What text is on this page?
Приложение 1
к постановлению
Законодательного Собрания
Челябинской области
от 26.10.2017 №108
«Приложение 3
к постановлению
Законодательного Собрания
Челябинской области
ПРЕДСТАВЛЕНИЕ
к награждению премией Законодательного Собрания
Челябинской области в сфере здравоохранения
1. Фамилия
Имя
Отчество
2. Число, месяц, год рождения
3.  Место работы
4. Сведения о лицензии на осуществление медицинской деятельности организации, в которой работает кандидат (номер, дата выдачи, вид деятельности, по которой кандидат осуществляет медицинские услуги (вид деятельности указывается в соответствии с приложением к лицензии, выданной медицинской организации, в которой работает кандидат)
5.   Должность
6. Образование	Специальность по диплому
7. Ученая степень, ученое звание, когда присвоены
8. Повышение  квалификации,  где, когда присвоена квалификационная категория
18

_Work to complete_:
Set down every line of the listing above again, exactly as given.

_Right answer_:
What text is on this page?
Приложение 1
к постановлению
Законодательного Собрания
Челябинской области
от 26.10.2017 №108
«Приложение 3
к постановлению
Законодательного Собрания
Челябинской области
ПРЕДСТАВЛЕНИЕ
к награждению премией Законодательного Собрания
Челябинской области в сфере здравоохранения
1. Фамилия
Имя
Отчество
2. Число, месяц, год рождения
3.  Место работы
4. Сведения о лицензии на осуществление медицинской деятельности организации, в которой работает кандидат (номер, дата выдачи, вид деятельности, по которой кандидат осуществляет медицинские услуги (вид деятельности указывается в соответствии с приложением к лицензии, выданной медицинской организации, в которой работает кандидат)
5.   Должность
6. Образование	Специальность по диплому
7. Ученая степень, ученое звание, когда присвоены
8. Повышение  квалификации,  где, когда присвоена квалификационная категория
18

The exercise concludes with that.